(Data excerpts)
..............................

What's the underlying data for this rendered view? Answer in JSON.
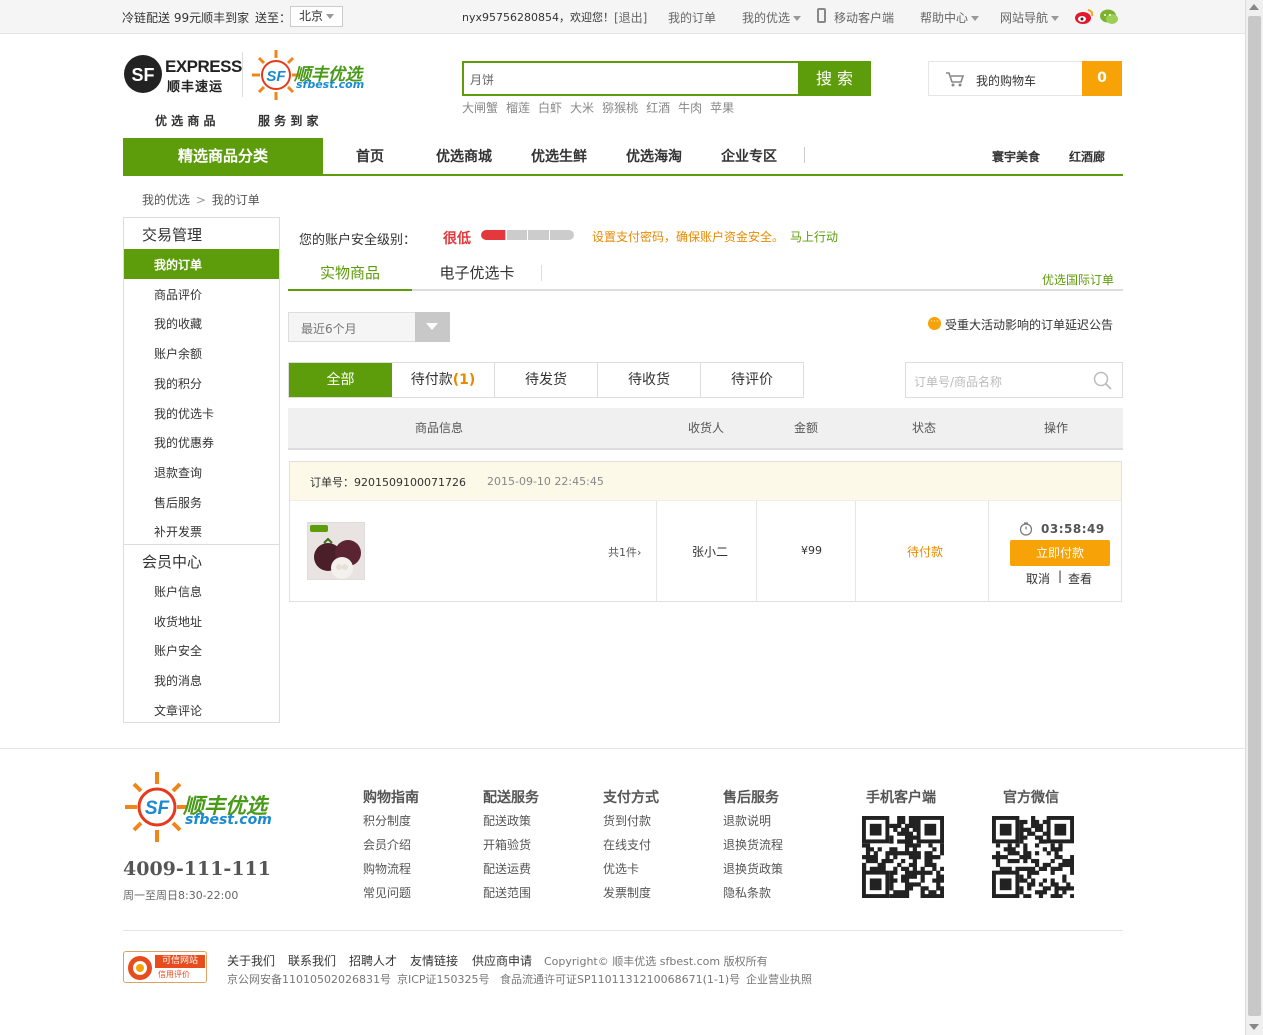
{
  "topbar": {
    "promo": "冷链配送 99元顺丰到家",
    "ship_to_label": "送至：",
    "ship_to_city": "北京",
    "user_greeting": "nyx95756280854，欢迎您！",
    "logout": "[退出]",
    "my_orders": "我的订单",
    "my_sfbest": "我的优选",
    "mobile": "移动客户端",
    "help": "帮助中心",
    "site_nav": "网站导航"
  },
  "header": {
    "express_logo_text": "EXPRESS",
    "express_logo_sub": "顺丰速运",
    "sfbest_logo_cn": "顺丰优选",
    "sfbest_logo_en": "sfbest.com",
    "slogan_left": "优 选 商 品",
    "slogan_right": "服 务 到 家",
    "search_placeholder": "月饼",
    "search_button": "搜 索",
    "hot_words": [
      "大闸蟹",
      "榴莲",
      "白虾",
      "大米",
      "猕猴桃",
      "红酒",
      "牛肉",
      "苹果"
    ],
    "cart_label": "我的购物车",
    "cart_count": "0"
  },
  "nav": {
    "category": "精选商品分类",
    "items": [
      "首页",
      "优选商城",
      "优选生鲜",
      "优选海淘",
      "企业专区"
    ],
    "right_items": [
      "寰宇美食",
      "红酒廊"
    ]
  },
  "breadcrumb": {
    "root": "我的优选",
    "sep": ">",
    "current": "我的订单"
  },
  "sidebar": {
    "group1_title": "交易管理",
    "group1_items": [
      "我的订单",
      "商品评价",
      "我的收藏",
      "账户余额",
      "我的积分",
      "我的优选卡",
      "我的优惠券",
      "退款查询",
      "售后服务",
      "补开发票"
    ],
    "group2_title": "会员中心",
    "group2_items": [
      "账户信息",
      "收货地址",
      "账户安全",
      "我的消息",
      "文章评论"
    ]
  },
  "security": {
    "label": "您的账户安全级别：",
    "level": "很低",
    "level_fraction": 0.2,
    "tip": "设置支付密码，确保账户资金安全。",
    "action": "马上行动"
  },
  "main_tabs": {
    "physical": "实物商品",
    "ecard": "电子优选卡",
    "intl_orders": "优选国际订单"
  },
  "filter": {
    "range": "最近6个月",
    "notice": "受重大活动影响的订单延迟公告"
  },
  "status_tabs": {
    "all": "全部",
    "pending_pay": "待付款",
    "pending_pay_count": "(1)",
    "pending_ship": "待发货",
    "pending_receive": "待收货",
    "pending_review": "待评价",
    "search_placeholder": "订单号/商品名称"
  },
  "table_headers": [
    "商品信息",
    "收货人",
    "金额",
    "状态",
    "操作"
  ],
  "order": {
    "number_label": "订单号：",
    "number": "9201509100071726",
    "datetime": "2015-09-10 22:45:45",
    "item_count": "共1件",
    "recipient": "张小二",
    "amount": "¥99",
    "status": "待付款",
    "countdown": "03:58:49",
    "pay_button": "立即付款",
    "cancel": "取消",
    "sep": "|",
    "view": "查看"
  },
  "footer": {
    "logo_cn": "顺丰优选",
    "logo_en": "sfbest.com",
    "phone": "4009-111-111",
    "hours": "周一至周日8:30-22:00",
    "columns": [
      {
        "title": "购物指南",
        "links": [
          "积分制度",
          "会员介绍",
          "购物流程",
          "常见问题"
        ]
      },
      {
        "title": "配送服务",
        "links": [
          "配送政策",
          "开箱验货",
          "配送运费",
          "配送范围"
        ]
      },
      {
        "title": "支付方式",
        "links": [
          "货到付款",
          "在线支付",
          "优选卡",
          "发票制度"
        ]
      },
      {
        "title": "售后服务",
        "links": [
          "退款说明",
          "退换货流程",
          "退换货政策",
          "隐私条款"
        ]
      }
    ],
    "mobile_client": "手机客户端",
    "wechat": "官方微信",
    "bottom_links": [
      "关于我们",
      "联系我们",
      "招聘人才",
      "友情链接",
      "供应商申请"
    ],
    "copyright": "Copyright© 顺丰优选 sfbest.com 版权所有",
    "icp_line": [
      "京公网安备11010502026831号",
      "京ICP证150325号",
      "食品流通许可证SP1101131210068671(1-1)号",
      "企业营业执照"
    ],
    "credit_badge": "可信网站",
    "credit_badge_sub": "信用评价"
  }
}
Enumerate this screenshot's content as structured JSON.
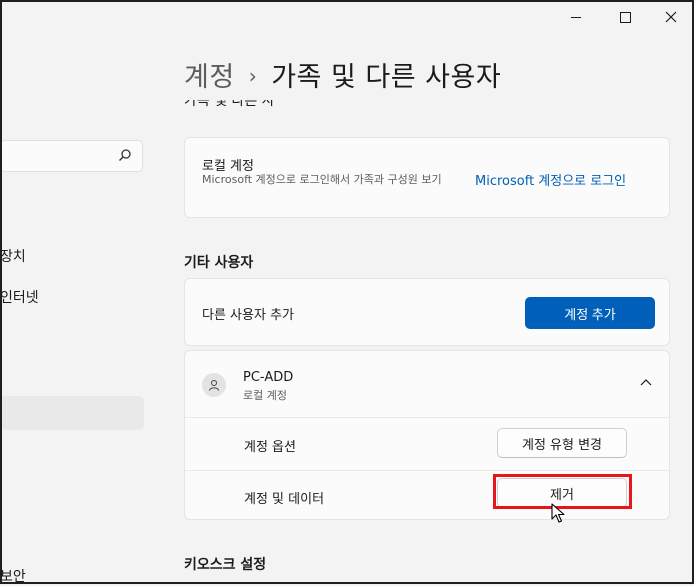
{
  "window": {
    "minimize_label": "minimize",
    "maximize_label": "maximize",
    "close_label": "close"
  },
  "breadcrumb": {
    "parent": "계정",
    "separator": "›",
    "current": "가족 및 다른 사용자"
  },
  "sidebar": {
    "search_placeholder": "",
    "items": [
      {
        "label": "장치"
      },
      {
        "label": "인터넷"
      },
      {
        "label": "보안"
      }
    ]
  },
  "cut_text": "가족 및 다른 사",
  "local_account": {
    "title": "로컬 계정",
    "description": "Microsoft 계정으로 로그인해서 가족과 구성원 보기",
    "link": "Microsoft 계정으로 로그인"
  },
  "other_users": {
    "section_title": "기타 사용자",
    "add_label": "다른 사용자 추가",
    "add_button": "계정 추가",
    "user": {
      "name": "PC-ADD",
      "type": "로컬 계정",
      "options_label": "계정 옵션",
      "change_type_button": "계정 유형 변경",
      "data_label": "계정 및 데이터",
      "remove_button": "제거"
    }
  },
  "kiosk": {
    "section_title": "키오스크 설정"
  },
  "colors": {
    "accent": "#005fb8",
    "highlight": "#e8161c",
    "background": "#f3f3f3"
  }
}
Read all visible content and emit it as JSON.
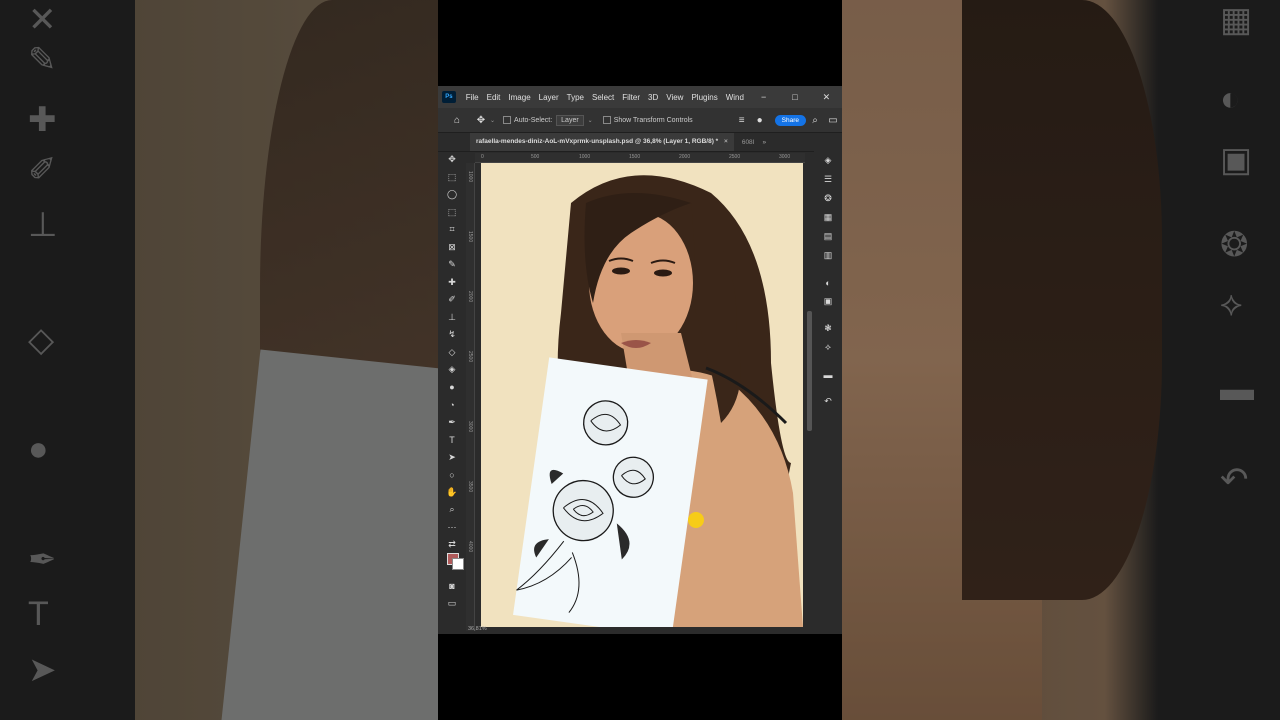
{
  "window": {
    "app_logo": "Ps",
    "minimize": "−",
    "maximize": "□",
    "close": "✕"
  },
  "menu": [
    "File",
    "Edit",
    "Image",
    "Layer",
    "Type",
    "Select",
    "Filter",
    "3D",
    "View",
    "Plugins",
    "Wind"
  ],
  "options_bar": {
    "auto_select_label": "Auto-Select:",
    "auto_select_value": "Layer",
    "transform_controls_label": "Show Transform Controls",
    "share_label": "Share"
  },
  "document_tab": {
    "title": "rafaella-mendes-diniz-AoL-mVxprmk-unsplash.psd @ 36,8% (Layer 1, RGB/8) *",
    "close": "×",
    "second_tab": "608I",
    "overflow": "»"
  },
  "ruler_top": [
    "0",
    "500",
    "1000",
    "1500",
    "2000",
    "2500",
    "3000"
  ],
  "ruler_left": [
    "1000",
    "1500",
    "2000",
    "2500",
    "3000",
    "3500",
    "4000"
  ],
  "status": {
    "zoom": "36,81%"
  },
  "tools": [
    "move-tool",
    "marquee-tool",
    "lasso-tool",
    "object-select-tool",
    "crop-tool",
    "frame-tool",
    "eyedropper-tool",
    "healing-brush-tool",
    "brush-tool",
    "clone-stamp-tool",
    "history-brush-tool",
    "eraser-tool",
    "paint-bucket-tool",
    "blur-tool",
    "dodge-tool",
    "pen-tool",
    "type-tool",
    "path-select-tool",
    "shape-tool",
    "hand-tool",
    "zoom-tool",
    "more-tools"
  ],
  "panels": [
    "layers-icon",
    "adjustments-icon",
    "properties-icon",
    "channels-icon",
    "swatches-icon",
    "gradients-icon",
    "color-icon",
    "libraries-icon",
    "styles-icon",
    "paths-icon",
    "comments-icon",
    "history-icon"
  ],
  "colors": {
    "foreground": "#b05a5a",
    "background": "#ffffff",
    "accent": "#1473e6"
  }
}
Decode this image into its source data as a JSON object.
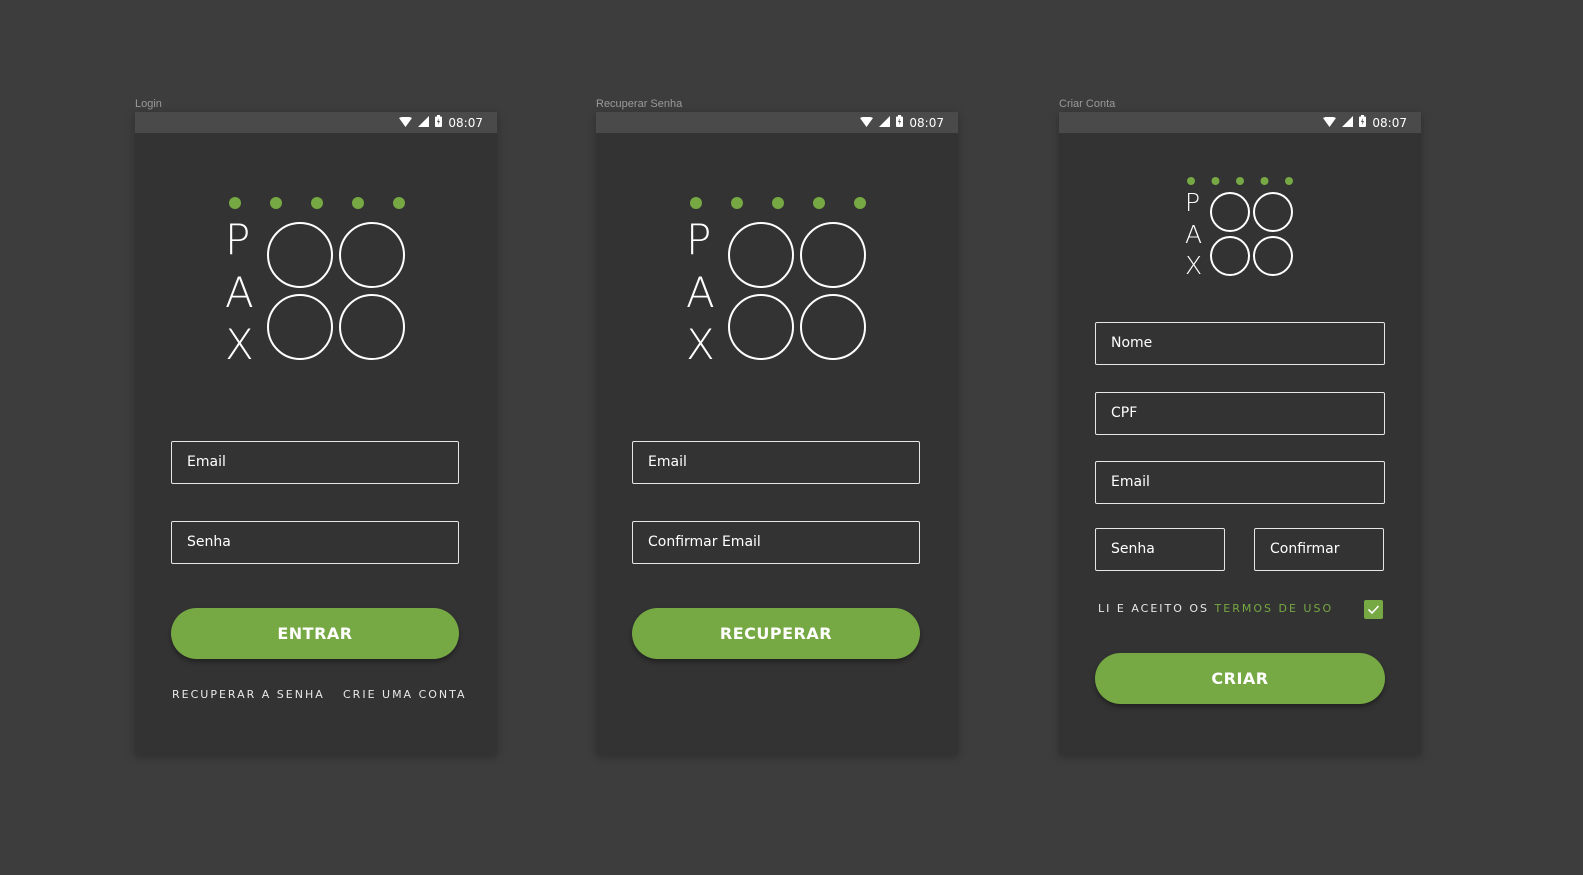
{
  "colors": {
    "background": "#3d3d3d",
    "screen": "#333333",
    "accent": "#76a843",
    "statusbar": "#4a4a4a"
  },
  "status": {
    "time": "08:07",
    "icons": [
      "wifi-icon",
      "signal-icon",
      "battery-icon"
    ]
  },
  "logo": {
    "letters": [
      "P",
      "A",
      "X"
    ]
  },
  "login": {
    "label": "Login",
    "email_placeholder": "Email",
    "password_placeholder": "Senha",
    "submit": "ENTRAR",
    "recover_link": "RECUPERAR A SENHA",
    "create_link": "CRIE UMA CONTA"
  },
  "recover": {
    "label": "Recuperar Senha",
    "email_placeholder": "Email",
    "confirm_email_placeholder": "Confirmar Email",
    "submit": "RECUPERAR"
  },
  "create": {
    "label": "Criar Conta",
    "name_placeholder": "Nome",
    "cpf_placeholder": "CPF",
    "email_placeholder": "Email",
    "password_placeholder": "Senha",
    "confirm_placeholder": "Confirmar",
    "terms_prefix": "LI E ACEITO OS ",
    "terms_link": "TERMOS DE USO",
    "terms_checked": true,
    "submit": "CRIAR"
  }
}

..............................

- [TASK]: Scan the lines for the string "顺丰优选". Copy out each line that matches.

- [RESULT BELOW]:
    "sfbest_logo_cn": "顺丰优选",
    "logo_cn": "顺丰优选",
    "copyright": "Copyright© 顺丰优选 sfbest.com 版权所有",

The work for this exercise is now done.